*Problem description*: Go over the records and copy every line with the string "benefits".

(Document understanding data)
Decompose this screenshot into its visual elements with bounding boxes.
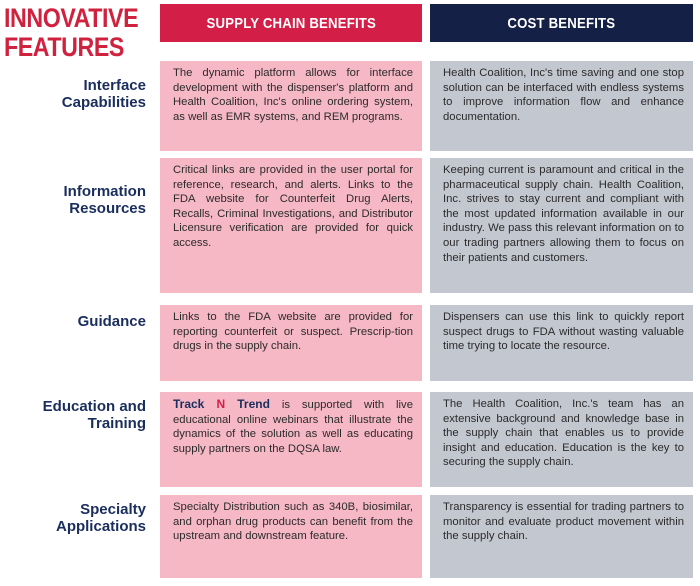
- row-label-specialty-applications: Specialty Applications: [55, 501, 146, 535]
- cost-benefits-header-label: COST BENEFITS: [507, 14, 616, 32]
- row-label-information-resources: Information Resources: [63, 183, 146, 217]
- row-label-interface-capabilities: Interface Capabilities: [61, 77, 146, 111]
- cost-cell-specialty-applications: Transparency is essential for trading partners to monitor and evaluate product movement within the supply chain.: [430, 495, 693, 578]
- page-title: [4, 3, 139, 62]
- row-label-guidance: Guidance: [77, 313, 146, 330]
- supply-cell-interface-capabilities: The dynamic platform allows for interface development with the dispenser's platform and Health Coalition, Inc's online ordering system, as well as EMR systems, and REM programs.: [160, 61, 422, 151]
- row-label-education-and-training: Education and Training: [42, 398, 146, 432]
- cost-cell-interface-capabilities: Health Coalition, Inc's time saving and one stop solution can be interfaced with endless systems to improve information flow and enhance documentation.: [430, 61, 693, 151]
- supply-cell-specialty-applications: Specialty Distribution such as 340B, biosimilar, and orphan drug products can benefit from the upstream and downstream feature.: [160, 495, 422, 578]
- track-n-trend-brand: Track N Trend: [173, 397, 270, 411]
- supply-chain-benefits-header: [160, 4, 422, 42]
- supply-cell-guidance: Links to the FDA website are provided for reporting counterfeit or suspect. Prescrip-tion drugs in the supply chain.: [160, 305, 422, 381]
- cost-cell-information-resources: Keeping current is paramount and critical in the pharmaceutical supply chain. Health Coalition, Inc. strives to stay current and compliant with the most updated information available in our industry. We pass this relevant information on to our trading partners allowing them to focus on their patients and customers.: [430, 158, 693, 293]
- cost-benefits-header: [430, 4, 693, 42]
- page-title-line1: INNOVATIVE: [4, 3, 139, 33]
- supply-cell-education-and-training: Track N Trend is supported with live educational online webinars that illustrate the dynamics of the solution as well as educating supply partners on the DQSA law.: [160, 392, 422, 487]
- supply-chain-benefits-header-label: SUPPLY CHAIN BENEFITS: [206, 14, 376, 32]
- cost-cell-guidance: Dispensers can use this link to quickly report suspect drugs to FDA without wasting valuable time trying to locate the resource.: [430, 305, 693, 381]
- supply-cell-information-resources: Critical links are provided in the user portal for reference, research, and alerts. Links to the FDA website for Counterfeit Drug Alerts, Recalls, Criminal Investigations, and Distributor Licensure verification are provided for quick access.: [160, 158, 422, 293]
- cost-cell-education-and-training: The Health Coalition, Inc.'s team has an extensive background and knowledge base in the supply chain that enables us to provide insight and education. Education is the key to securing the supply chain.: [430, 392, 693, 487]
- page-title-line2: FEATURES: [4, 32, 124, 62]
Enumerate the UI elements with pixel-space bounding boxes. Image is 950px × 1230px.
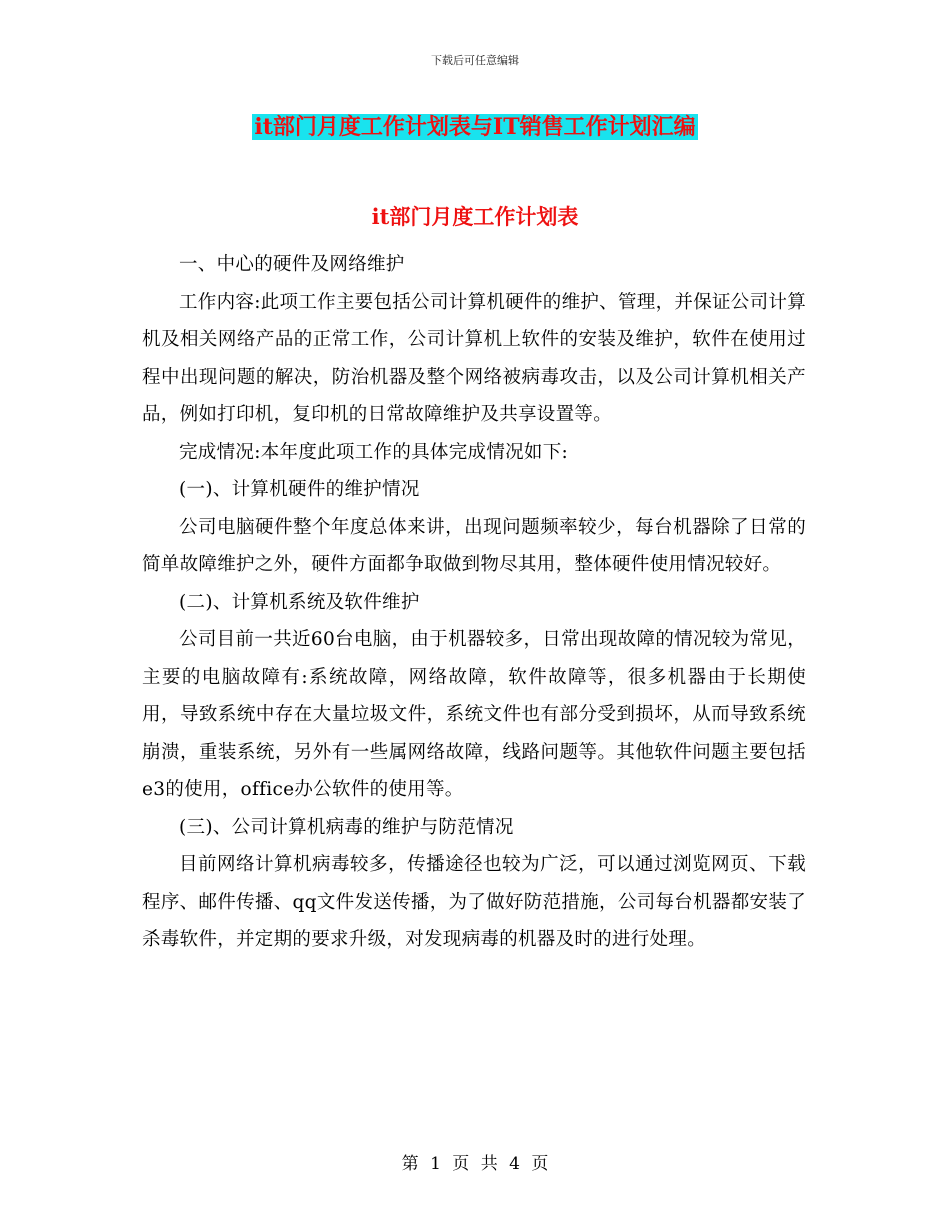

*Solution to this task*:
- cost-benefits-header-label: COST BENEFITS: [507, 14, 616, 32]
- supply-chain-benefits-header: [160, 4, 422, 42]
- cost-benefits-header: [430, 4, 693, 42]
- supply-chain-benefits-header-label: SUPPLY CHAIN BENEFITS: [206, 14, 376, 32]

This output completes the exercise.